§ Exercise description:
Return the listing word for word, as given.

start Material for this exercise

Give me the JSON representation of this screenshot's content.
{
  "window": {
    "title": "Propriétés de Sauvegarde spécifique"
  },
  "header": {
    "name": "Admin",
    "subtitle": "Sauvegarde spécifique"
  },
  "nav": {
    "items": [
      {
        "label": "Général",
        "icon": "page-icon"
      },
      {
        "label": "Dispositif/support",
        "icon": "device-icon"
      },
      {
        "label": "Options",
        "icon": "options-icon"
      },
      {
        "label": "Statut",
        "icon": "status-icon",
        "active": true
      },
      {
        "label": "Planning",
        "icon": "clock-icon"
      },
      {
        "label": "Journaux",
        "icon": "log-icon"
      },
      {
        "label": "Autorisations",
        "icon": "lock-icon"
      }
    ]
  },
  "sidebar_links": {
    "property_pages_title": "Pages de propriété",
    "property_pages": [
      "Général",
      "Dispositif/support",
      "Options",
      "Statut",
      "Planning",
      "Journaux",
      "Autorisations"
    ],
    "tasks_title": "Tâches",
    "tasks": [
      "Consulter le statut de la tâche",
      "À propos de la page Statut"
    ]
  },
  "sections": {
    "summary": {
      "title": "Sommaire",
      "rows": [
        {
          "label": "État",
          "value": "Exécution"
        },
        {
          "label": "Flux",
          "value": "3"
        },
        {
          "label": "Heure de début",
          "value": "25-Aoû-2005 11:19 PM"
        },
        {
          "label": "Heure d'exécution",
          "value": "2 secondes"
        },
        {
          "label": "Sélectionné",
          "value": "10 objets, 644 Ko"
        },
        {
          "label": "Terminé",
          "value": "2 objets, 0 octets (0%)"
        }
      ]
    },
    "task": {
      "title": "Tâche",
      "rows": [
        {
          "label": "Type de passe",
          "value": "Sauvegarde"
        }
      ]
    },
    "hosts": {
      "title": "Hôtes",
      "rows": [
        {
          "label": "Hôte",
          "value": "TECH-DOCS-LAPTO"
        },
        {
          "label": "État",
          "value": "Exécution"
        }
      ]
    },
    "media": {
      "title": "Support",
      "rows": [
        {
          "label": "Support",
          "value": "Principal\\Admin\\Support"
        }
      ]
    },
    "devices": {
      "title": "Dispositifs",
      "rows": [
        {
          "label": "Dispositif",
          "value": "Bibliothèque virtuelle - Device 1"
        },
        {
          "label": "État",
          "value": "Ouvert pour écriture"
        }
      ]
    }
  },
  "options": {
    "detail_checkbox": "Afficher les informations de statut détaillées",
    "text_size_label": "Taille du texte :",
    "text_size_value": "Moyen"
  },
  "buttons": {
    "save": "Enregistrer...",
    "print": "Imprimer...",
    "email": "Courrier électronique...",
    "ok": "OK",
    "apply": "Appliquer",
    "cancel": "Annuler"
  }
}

end Material for this exercise

§ Response to this task:
Give me the JSON representation of this screenshot's content.
{
  "window": {
    "title": "Propriétés de Sauvegarde spécifique"
  },
  "header": {
    "name": "Admin",
    "subtitle": "Sauvegarde spécifique"
  },
  "nav": {
    "items": [
      {
        "label": "Général",
        "icon": "page-icon"
      },
      {
        "label": "Dispositif/support",
        "icon": "device-icon"
      },
      {
        "label": "Options",
        "icon": "options-icon"
      },
      {
        "label": "Statut",
        "icon": "status-icon",
        "active": true
      },
      {
        "label": "Planning",
        "icon": "clock-icon"
      },
      {
        "label": "Journaux",
        "icon": "log-icon"
      },
      {
        "label": "Autorisations",
        "icon": "lock-icon"
      }
    ]
  },
  "sidebar_links": {
    "property_pages_title": "Pages de propriété",
    "property_pages": [
      "Général",
      "Dispositif/support",
      "Options",
      "Statut",
      "Planning",
      "Journaux",
      "Autorisations"
    ],
    "tasks_title": "Tâches",
    "tasks": [
      "Consulter le statut de la tâche",
      "À propos de la page Statut"
    ]
  },
  "sections": {
    "summary": {
      "title": "Sommaire",
      "rows": [
        {
          "label": "État",
          "value": "Exécution"
        },
        {
          "label": "Flux",
          "value": "3"
        },
        {
          "label": "Heure de début",
          "value": "25-Aoû-2005 11:19 PM"
        },
        {
          "label": "Heure d'exécution",
          "value": "2 secondes"
        },
        {
          "label": "Sélectionné",
          "value": "10 objets, 644 Ko"
        },
        {
          "label": "Terminé",
          "value": "2 objets, 0 octets (0%)"
        }
      ]
    },
    "task": {
      "title": "Tâche",
      "rows": [
        {
          "label": "Type de passe",
          "value": "Sauvegarde"
        }
      ]
    },
    "hosts": {
      "title": "Hôtes",
      "rows": [
        {
          "label": "Hôte",
          "value": "TECH-DOCS-LAPTO"
        },
        {
          "label": "État",
          "value": "Exécution"
        }
      ]
    },
    "media": {
      "title": "Support",
      "rows": [
        {
          "label": "Support",
          "value": "Principal\\Admin\\Support"
        }
      ]
    },
    "devices": {
      "title": "Dispositifs",
      "rows": [
        {
          "label": "Dispositif",
          "value": "Bibliothèque virtuelle - Device 1"
        },
        {
          "label": "État",
          "value": "Ouvert pour écriture"
        }
      ]
    }
  },
  "options": {
    "detail_checkbox": "Afficher les informations de statut détaillées",
    "text_size_label": "Taille du texte :",
    "text_size_value": "Moyen"
  },
  "buttons": {
    "save": "Enregistrer...",
    "print": "Imprimer...",
    "email": "Courrier électronique...",
    "ok": "OK",
    "apply": "Appliquer",
    "cancel": "Annuler"
  }
}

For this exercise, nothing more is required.